Required task:
Copy out all lines carrying the word "Using".
--- start of Data listing ---
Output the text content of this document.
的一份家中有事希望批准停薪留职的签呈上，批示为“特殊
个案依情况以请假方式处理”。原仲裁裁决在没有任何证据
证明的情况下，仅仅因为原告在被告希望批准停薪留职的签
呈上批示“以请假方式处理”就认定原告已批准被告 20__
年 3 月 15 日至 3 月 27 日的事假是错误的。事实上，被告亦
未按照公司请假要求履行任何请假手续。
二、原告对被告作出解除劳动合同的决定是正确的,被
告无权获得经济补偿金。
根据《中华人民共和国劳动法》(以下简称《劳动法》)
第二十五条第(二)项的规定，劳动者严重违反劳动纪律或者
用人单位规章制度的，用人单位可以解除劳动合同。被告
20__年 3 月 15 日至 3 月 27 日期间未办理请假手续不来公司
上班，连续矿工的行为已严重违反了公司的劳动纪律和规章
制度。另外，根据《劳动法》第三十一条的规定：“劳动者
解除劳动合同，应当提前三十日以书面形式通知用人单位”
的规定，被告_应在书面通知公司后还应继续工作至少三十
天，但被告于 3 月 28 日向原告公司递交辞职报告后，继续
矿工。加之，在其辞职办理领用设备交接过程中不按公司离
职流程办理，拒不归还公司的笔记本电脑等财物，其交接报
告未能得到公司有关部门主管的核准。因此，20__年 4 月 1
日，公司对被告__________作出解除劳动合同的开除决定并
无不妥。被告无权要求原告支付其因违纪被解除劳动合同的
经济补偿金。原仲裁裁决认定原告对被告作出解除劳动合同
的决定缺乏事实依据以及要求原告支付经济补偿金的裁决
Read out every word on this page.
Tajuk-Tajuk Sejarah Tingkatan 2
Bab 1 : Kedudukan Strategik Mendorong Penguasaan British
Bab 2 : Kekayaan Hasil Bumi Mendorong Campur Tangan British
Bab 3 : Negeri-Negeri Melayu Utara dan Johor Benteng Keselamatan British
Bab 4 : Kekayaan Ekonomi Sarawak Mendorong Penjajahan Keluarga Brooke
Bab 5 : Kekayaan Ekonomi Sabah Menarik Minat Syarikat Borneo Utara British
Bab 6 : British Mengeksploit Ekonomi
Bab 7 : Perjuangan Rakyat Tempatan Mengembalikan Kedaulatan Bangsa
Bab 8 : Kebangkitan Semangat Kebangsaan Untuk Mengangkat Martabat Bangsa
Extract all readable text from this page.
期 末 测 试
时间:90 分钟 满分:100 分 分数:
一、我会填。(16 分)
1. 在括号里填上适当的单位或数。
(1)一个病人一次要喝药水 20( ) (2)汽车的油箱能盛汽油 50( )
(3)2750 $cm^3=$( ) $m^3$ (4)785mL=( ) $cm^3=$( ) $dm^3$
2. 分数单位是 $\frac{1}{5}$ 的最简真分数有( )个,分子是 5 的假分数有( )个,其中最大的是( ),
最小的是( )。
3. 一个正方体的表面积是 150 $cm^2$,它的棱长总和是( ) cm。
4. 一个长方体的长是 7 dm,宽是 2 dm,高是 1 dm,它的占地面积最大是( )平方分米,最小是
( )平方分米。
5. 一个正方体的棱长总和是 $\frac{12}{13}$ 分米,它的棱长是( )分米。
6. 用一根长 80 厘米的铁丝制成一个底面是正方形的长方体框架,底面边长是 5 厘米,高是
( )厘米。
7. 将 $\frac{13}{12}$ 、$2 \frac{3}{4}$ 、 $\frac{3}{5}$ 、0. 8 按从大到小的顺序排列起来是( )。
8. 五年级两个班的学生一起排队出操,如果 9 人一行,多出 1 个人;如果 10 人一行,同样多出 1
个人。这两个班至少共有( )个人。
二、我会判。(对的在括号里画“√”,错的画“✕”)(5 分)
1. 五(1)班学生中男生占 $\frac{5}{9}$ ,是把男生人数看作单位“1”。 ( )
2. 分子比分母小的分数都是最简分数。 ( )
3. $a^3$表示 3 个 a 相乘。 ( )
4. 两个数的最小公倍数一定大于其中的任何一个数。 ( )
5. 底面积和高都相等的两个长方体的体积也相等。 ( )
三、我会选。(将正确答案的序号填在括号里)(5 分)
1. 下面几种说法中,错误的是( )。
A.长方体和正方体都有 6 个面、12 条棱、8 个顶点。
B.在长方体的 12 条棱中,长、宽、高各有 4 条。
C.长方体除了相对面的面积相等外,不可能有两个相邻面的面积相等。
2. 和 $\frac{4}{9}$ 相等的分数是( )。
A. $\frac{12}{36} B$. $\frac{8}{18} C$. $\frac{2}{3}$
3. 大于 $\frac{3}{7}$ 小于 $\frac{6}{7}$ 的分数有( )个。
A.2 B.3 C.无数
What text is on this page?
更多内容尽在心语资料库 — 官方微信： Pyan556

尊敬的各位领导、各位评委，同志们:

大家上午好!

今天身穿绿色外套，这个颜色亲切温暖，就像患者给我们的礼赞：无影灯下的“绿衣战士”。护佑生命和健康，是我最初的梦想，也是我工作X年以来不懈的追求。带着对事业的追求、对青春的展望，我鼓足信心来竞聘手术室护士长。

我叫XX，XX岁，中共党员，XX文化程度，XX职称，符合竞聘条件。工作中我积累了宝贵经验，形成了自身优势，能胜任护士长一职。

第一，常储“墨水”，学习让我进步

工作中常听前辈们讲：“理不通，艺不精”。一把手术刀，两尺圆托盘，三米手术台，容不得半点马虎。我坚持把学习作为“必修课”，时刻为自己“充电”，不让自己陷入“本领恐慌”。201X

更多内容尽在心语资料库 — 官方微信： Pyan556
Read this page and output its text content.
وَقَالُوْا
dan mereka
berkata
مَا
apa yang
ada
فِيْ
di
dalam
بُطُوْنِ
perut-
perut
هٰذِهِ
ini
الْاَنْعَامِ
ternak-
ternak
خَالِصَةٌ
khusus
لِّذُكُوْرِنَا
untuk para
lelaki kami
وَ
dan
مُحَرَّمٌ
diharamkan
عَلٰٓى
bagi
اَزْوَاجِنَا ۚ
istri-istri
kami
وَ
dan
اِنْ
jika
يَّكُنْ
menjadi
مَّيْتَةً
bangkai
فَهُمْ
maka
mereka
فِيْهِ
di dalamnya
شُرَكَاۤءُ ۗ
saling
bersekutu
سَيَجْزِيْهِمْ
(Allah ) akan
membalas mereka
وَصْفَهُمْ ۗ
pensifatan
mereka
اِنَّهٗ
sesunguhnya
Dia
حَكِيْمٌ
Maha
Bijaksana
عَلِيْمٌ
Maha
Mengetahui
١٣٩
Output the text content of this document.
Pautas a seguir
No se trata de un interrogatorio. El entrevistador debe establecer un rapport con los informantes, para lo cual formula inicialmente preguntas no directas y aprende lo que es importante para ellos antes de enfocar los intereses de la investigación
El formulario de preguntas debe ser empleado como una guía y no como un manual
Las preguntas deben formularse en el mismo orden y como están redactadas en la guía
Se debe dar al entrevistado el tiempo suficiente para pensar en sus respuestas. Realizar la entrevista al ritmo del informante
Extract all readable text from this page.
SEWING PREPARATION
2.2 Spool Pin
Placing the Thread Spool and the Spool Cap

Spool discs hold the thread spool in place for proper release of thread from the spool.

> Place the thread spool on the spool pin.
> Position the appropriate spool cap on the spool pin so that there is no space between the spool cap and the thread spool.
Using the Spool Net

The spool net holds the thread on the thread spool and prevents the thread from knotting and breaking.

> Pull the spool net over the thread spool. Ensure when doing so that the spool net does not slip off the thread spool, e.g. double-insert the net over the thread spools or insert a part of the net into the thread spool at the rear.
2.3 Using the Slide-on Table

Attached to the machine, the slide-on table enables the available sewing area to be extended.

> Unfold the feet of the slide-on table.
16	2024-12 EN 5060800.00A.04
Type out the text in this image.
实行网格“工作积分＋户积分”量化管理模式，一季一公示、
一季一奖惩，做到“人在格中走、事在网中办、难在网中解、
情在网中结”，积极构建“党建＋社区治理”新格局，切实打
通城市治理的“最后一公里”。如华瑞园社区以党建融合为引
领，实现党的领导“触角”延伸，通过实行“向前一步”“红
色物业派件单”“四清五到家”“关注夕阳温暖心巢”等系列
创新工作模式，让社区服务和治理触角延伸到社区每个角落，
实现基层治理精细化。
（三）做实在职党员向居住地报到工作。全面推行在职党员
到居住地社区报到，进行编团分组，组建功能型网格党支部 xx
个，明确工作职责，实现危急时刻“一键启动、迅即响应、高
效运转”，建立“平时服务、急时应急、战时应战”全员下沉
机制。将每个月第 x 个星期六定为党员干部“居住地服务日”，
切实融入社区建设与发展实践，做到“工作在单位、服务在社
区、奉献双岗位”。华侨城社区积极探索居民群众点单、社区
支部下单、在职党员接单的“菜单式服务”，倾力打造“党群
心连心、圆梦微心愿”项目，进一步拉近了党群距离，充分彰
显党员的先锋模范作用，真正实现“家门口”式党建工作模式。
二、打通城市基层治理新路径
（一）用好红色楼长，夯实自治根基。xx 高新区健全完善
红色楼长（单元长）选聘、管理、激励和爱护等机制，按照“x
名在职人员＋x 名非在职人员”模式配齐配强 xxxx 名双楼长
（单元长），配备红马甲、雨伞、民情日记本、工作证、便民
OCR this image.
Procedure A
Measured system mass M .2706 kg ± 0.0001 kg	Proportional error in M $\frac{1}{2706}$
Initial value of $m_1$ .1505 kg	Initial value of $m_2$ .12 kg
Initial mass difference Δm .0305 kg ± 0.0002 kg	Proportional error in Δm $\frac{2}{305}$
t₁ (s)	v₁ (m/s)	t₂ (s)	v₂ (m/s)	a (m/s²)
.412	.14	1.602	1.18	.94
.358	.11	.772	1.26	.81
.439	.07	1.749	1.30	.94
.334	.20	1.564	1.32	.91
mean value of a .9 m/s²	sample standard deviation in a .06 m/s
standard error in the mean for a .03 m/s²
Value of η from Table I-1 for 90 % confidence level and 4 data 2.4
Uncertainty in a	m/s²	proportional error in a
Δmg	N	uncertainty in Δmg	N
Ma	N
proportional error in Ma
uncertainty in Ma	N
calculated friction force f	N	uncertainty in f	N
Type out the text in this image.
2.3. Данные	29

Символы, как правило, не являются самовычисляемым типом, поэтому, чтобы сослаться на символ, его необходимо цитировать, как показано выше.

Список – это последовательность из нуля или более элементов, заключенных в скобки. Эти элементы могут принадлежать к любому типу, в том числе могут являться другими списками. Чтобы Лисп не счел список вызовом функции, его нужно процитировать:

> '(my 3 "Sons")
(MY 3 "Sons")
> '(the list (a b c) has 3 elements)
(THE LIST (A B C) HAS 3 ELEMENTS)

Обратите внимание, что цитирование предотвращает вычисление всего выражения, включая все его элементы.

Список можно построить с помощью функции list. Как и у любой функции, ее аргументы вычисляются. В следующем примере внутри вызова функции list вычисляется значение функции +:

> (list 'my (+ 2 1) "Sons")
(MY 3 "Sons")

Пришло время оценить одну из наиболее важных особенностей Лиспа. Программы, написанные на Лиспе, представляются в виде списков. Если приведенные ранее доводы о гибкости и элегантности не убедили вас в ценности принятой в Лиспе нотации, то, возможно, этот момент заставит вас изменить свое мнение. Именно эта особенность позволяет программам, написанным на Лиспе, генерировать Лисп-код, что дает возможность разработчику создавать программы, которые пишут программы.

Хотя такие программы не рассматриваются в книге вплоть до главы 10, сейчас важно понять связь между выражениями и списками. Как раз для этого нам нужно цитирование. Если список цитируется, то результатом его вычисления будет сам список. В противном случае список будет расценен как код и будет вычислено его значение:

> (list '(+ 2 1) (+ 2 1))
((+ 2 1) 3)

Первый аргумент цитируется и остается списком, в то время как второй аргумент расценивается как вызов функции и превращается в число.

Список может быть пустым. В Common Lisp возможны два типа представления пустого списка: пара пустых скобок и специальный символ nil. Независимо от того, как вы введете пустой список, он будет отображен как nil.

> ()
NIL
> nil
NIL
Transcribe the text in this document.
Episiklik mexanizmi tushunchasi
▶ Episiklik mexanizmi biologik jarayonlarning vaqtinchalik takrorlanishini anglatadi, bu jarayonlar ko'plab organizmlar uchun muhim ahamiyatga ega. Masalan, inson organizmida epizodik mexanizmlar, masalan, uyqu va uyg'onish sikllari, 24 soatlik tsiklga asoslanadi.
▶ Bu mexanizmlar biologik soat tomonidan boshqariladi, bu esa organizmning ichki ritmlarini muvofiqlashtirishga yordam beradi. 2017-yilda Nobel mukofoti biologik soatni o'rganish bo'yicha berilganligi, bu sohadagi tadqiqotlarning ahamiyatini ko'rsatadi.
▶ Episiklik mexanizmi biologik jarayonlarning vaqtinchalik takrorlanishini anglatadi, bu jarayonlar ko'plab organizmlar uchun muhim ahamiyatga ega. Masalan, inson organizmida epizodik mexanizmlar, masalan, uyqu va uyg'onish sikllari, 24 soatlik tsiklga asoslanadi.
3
--- end of Data listing ---
Output of the exercise:
Using the Spool Net
2.3 Using the Slide-on Table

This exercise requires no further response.